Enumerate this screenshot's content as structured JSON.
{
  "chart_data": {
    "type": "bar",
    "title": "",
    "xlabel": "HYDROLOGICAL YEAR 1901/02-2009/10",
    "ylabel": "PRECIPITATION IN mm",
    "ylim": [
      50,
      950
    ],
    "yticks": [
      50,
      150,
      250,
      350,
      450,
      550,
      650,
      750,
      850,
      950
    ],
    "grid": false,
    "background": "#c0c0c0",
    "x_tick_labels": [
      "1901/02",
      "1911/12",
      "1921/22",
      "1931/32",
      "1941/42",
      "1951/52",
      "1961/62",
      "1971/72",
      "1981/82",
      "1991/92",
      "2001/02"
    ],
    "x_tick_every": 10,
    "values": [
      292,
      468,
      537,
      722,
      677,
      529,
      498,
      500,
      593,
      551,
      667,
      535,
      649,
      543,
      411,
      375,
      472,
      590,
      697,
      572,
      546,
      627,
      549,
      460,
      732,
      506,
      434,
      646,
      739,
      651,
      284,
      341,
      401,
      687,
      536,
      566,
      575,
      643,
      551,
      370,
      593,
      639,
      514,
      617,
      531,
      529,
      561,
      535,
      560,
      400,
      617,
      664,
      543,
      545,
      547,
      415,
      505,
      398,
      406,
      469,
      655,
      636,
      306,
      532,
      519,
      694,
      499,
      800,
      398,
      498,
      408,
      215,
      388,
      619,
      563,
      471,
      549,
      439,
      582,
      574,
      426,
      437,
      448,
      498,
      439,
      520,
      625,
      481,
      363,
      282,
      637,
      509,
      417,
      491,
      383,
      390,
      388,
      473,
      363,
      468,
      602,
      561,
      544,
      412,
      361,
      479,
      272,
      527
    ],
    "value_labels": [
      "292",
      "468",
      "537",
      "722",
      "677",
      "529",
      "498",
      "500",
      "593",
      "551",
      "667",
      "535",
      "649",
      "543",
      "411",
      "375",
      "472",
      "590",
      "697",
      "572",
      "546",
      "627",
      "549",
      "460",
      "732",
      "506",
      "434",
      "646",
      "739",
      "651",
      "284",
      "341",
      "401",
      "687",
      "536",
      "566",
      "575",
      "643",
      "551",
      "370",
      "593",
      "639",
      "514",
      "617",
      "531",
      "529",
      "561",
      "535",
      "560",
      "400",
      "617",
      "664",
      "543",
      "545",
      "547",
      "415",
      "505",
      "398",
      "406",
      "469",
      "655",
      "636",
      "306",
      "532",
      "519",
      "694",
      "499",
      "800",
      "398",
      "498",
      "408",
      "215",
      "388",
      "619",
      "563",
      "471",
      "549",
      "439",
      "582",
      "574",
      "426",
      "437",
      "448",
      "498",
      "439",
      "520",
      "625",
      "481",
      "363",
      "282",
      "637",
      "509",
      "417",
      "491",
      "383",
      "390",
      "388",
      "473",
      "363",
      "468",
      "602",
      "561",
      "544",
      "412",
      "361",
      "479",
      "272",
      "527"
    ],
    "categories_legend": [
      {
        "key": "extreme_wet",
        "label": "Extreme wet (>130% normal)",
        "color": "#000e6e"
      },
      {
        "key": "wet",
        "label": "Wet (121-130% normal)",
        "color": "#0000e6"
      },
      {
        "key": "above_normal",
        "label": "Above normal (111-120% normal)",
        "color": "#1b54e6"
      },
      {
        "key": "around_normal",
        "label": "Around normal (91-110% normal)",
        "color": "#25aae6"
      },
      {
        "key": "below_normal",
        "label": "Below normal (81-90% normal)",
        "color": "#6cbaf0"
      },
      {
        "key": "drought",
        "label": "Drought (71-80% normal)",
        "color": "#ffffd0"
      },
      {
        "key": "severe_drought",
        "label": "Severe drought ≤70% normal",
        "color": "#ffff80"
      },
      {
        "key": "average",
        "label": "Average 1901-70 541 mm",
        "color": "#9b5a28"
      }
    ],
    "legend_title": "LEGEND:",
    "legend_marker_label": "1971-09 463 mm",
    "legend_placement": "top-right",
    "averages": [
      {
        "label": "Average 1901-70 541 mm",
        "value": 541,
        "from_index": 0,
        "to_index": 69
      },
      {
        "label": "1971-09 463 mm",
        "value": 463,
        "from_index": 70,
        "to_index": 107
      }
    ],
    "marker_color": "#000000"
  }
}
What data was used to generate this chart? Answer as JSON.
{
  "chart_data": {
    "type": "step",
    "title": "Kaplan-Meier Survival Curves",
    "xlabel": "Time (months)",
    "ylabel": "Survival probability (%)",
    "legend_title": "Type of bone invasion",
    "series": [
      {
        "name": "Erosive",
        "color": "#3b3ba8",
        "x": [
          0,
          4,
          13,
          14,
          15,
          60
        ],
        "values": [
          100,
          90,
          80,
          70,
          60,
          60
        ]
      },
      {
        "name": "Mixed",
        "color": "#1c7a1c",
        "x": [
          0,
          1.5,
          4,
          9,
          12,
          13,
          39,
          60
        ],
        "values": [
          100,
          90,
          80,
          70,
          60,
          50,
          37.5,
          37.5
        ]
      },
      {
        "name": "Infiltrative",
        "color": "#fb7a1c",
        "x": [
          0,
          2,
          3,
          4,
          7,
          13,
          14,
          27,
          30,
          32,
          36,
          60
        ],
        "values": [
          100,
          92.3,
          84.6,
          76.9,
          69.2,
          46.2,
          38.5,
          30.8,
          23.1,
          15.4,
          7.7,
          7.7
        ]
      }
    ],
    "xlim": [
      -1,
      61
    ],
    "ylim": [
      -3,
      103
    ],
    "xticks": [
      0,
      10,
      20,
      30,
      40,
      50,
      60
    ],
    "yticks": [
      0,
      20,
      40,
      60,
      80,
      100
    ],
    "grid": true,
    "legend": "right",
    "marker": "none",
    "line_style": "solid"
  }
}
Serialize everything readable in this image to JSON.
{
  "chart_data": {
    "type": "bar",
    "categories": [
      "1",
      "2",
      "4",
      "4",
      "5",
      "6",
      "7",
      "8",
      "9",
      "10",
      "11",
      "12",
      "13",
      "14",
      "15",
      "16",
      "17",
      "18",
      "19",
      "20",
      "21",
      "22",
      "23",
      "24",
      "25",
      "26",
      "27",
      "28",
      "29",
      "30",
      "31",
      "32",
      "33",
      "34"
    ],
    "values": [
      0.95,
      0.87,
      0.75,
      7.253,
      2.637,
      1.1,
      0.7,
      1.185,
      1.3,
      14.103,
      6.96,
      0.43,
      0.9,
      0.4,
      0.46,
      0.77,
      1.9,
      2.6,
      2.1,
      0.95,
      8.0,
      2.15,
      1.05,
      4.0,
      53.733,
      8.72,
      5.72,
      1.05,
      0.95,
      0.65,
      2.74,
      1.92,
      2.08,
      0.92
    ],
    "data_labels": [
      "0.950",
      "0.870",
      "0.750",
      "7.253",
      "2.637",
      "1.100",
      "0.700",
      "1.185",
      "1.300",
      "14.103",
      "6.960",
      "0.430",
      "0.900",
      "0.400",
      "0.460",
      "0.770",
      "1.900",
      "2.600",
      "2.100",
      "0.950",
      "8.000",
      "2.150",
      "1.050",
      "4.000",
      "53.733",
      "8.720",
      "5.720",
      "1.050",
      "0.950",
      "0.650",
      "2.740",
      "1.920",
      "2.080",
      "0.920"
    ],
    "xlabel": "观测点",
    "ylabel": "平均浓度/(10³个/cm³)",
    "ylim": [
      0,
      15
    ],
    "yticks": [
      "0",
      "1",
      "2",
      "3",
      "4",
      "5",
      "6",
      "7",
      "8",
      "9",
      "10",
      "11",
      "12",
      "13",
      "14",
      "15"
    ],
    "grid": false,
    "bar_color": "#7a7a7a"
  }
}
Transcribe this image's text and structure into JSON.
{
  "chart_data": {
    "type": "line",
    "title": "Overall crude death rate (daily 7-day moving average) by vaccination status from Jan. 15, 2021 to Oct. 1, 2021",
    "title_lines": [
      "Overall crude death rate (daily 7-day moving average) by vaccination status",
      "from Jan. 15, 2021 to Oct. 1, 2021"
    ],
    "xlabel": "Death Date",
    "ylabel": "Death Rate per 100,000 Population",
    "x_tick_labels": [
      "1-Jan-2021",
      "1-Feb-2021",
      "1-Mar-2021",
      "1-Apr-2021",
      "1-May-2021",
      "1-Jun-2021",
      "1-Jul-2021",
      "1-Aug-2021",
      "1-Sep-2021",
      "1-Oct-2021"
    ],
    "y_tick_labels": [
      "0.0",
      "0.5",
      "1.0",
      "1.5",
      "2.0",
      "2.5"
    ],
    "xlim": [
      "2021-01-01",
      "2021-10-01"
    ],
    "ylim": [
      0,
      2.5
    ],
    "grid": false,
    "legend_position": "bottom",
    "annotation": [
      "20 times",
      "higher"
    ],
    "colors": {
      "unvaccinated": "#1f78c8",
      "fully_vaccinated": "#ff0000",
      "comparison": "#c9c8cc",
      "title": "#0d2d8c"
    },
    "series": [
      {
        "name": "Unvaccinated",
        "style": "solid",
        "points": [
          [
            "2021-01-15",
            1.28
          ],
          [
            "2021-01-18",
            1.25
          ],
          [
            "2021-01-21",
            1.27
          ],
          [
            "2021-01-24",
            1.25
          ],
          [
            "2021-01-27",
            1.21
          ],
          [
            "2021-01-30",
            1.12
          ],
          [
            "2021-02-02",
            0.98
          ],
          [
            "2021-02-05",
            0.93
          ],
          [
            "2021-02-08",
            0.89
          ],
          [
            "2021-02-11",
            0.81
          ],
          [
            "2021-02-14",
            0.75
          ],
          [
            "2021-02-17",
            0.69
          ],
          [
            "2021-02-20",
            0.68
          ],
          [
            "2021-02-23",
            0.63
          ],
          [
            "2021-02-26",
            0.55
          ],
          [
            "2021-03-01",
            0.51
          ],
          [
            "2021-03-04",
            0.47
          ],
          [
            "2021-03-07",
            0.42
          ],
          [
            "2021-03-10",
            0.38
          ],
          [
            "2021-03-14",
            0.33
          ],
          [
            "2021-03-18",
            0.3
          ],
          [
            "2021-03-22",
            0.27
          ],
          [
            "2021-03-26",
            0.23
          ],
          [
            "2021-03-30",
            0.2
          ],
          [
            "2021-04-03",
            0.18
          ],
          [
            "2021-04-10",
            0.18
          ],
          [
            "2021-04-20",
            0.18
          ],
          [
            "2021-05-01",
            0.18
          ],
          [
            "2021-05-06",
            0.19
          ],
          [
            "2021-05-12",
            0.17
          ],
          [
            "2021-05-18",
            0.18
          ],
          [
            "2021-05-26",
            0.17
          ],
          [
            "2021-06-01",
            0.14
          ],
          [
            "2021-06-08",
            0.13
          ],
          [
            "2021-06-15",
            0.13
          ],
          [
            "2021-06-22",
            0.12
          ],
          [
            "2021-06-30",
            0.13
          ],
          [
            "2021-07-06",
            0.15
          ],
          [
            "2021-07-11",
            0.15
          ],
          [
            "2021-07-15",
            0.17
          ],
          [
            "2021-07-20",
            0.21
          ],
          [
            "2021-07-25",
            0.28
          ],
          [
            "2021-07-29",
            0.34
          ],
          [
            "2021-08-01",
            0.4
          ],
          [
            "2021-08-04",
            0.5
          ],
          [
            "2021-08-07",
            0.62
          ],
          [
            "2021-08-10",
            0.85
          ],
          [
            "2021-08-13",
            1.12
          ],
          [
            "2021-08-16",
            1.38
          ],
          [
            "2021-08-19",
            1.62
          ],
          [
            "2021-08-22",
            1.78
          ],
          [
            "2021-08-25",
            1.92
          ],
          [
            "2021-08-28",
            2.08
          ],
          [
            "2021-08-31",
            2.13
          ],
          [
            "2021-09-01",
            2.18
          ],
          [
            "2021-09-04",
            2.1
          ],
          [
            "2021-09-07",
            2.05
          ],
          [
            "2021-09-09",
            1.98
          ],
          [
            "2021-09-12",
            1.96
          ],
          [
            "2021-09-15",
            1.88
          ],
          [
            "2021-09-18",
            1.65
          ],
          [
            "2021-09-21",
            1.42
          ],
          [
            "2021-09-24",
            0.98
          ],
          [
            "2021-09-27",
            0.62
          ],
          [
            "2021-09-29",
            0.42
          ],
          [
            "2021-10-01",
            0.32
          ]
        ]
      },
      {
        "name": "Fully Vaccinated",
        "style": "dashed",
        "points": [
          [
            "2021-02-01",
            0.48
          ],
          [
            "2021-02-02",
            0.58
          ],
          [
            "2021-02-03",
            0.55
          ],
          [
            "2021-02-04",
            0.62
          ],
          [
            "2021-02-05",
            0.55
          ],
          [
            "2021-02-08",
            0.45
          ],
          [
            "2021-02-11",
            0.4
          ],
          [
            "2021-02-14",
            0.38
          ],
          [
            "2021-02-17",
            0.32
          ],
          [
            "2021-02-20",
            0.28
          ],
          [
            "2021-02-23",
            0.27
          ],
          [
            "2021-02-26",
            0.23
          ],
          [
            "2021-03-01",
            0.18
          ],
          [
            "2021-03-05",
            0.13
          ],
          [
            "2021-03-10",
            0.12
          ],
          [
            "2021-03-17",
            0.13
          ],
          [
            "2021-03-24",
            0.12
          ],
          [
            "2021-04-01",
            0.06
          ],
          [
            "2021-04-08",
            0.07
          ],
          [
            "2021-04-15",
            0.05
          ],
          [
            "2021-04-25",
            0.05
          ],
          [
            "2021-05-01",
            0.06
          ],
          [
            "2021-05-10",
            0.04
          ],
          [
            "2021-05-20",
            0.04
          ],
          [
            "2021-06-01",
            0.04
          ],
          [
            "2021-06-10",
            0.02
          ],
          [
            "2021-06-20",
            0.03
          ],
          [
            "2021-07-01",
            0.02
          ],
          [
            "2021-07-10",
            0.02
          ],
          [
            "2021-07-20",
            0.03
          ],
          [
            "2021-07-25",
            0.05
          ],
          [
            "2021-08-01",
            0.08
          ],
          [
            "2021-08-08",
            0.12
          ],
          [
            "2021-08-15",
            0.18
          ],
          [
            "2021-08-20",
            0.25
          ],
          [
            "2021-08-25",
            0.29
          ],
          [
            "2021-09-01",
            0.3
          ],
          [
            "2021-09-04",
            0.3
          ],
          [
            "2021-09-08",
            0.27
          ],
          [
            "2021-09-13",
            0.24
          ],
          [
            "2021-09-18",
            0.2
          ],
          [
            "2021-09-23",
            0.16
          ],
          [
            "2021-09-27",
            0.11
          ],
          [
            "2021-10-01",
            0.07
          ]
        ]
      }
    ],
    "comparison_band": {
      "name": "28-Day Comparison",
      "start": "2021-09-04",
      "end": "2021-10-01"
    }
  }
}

Requirements:
Pick out the lines containing the string "moving".

Written reply:
    "title": "Overall crude death rate (daily 7-day moving average) by vaccination status from Jan. 15, 2021 to Oct. 1, 2021",
      "Overall crude death rate (daily 7-day moving average) by vaccination status",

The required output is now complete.